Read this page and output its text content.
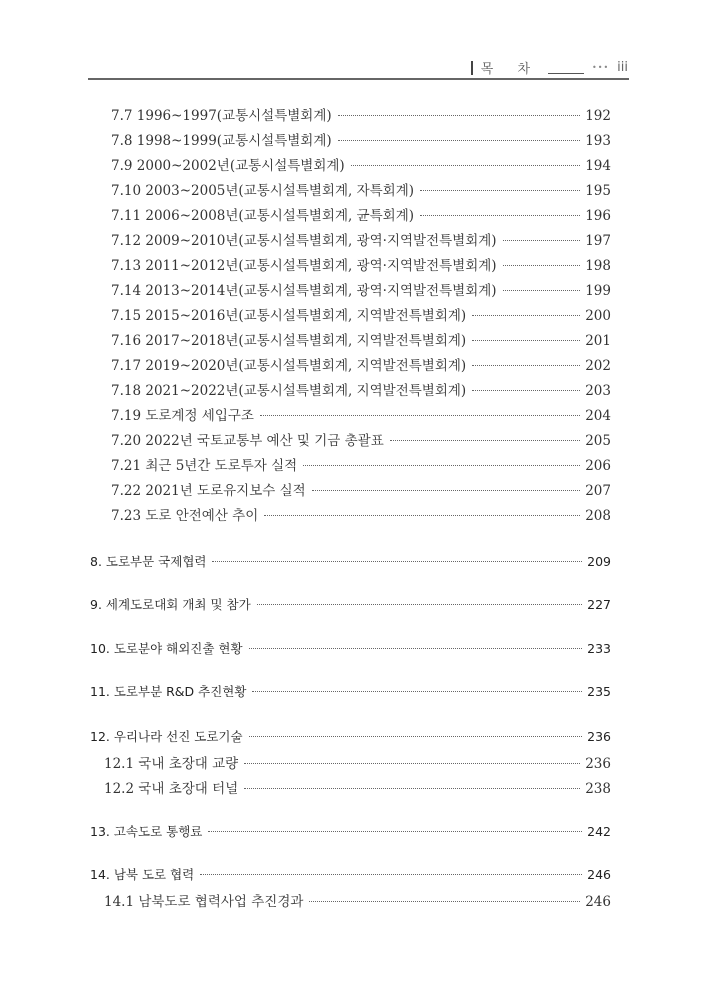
목 차	••• iii
7.7 1996~1997(교통시설특별회계)	192
7.8 1998~1999(교통시설특별회계)	193
7.9 2000~2002년(교통시설특별회계)	194
7.10 2003~2005년(교통시설특별회계, 자특회계)	195
7.11 2006~2008년(교통시설특별회계, 균특회계)	196
7.12 2009~2010년(교통시설특별회계, 광역·지역발전특별회계)	197
7.13 2011~2012년(교통시설특별회계, 광역·지역발전특별회계)	198
7.14 2013~2014년(교통시설특별회계, 광역·지역발전특별회계)	199
7.15 2015~2016년(교통시설특별회계, 지역발전특별회계)	200
7.16 2017~2018년(교통시설특별회계, 지역발전특별회계)	201
7.17 2019~2020년(교통시설특별회계, 지역발전특별회계)	202
7.18 2021~2022년(교통시설특별회계, 지역발전특별회계)	203
7.19 도로계정 세입구조	204
7.20 2022년 국토교통부 예산 및 기금 총괄표	205
7.21 최근 5년간 도로투자 실적	206
7.22 2021년 도로유지보수 실적	207
7.23 도로 안전예산 추이	208
8. 도로부문 국제협력	209
9. 세계도로대회 개최 및 참가	227
10. 도로분야 해외진출 현황	233
11. 도로부분 R&D 추진현황	235
12. 우리나라 선진 도로기술	236
12.1 국내 초장대 교량	236
12.2 국내 초장대 터널	238
13. 고속도로 통행료	242
14. 남북 도로 협력	246
14.1 남북도로 협력사업 추진경과	246
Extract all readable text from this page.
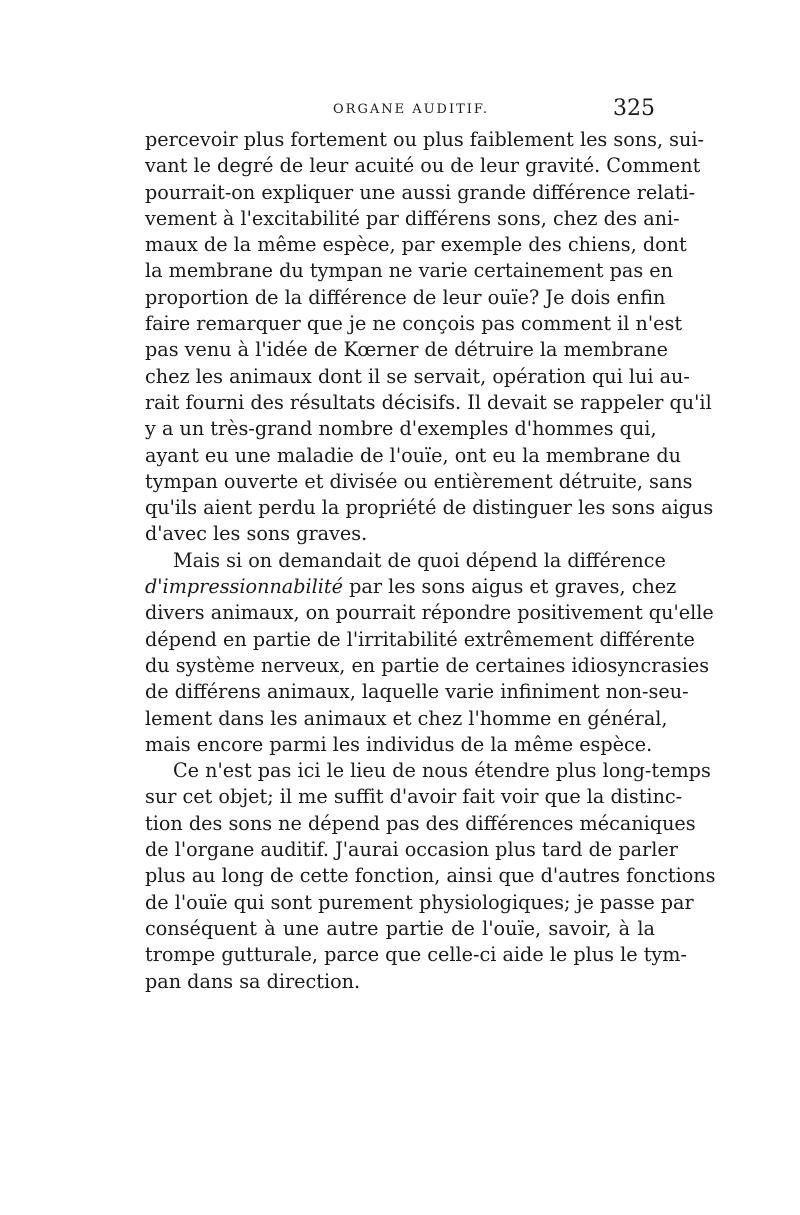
ORGANE AUDITIF.	325
percevoir plus fortement ou plus faiblement les sons, sui-
vant le degré de leur acuité ou de leur gravité. Comment
pourrait-on expliquer une aussi grande différence relati-
vement à l'excitabilité par différens sons, chez des ani-
maux de la même espèce, par exemple des chiens, dont
la membrane du tympan ne varie certainement pas en
proportion de la différence de leur ouïe? Je dois enfin
faire remarquer que je ne conçois pas comment il n'est
pas venu à l'idée de Kœrner de détruire la membrane
chez les animaux dont il se servait, opération qui lui au-
rait fourni des résultats décisifs. Il devait se rappeler qu'il
y a un très-grand nombre d'exemples d'hommes qui,
ayant eu une maladie de l'ouïe, ont eu la membrane du
tympan ouverte et divisée ou entièrement détruite, sans
qu'ils aient perdu la propriété de distinguer les sons aigus
d'avec les sons graves.
Mais si on demandait de quoi dépend la différence
d'impressionnabilité par les sons aigus et graves, chez
divers animaux, on pourrait répondre positivement qu'elle
dépend en partie de l'irritabilité extrêmement différente
du système nerveux, en partie de certaines idiosyncrasies
de différens animaux, laquelle varie infiniment non-seu-
lement dans les animaux et chez l'homme en général,
mais encore parmi les individus de la même espèce.
Ce n'est pas ici le lieu de nous étendre plus long-temps
sur cet objet; il me suffit d'avoir fait voir que la distinc-
tion des sons ne dépend pas des différences mécaniques
de l'organe auditif. J'aurai occasion plus tard de parler
plus au long de cette fonction, ainsi que d'autres fonctions
de l'ouïe qui sont purement physiologiques; je passe par
conséquent à une autre partie de l'ouïe, savoir, à la
trompe gutturale, parce que celle-ci aide le plus le tym-
pan dans sa direction.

◆ **Job**: Go back to the records above and write them out exactly, without the pictures.

◆ **Exercise solution**:
Read this page and output its text content.
목 차	••• iii
7.7 1996~1997(교통시설특별회계)	192
7.8 1998~1999(교통시설특별회계)	193
7.9 2000~2002년(교통시설특별회계)	194
7.10 2003~2005년(교통시설특별회계, 자특회계)	195
7.11 2006~2008년(교통시설특별회계, 균특회계)	196
7.12 2009~2010년(교통시설특별회계, 광역·지역발전특별회계)	197
7.13 2011~2012년(교통시설특별회계, 광역·지역발전특별회계)	198
7.14 2013~2014년(교통시설특별회계, 광역·지역발전특별회계)	199
7.15 2015~2016년(교통시설특별회계, 지역발전특별회계)	200
7.16 2017~2018년(교통시설특별회계, 지역발전특별회계)	201
7.17 2019~2020년(교통시설특별회계, 지역발전특별회계)	202
7.18 2021~2022년(교통시설특별회계, 지역발전특별회계)	203
7.19 도로계정 세입구조	204
7.20 2022년 국토교통부 예산 및 기금 총괄표	205
7.21 최근 5년간 도로투자 실적	206
7.22 2021년 도로유지보수 실적	207
7.23 도로 안전예산 추이	208
8. 도로부문 국제협력	209
9. 세계도로대회 개최 및 참가	227
10. 도로분야 해외진출 현황	233
11. 도로부분 R&D 추진현황	235
12. 우리나라 선진 도로기술	236
12.1 국내 초장대 교량	236
12.2 국내 초장대 터널	238
13. 고속도로 통행료	242
14. 남북 도로 협력	246
14.1 남북도로 협력사업 추진경과	246
Extract all readable text from this page.
ORGANE AUDITIF.	325
percevoir plus fortement ou plus faiblement les sons, sui-
vant le degré de leur acuité ou de leur gravité. Comment
pourrait-on expliquer une aussi grande différence relati-
vement à l'excitabilité par différens sons, chez des ani-
maux de la même espèce, par exemple des chiens, dont
la membrane du tympan ne varie certainement pas en
proportion de la différence de leur ouïe? Je dois enfin
faire remarquer que je ne conçois pas comment il n'est
pas venu à l'idée de Kœrner de détruire la membrane
chez les animaux dont il se servait, opération qui lui au-
rait fourni des résultats décisifs. Il devait se rappeler qu'il
y a un très-grand nombre d'exemples d'hommes qui,
ayant eu une maladie de l'ouïe, ont eu la membrane du
tympan ouverte et divisée ou entièrement détruite, sans
qu'ils aient perdu la propriété de distinguer les sons aigus
d'avec les sons graves.
Mais si on demandait de quoi dépend la différence
d'impressionnabilité par les sons aigus et graves, chez
divers animaux, on pourrait répondre positivement qu'elle
dépend en partie de l'irritabilité extrêmement différente
du système nerveux, en partie de certaines idiosyncrasies
de différens animaux, laquelle varie infiniment non-seu-
lement dans les animaux et chez l'homme en général,
mais encore parmi les individus de la même espèce.
Ce n'est pas ici le lieu de nous étendre plus long-temps
sur cet objet; il me suffit d'avoir fait voir que la distinc-
tion des sons ne dépend pas des différences mécaniques
de l'organe auditif. J'aurai occasion plus tard de parler
plus au long de cette fonction, ainsi que d'autres fonctions
de l'ouïe qui sont purement physiologiques; je passe par
conséquent à une autre partie de l'ouïe, savoir, à la
trompe gutturale, parce que celle-ci aide le plus le tym-
pan dans sa direction.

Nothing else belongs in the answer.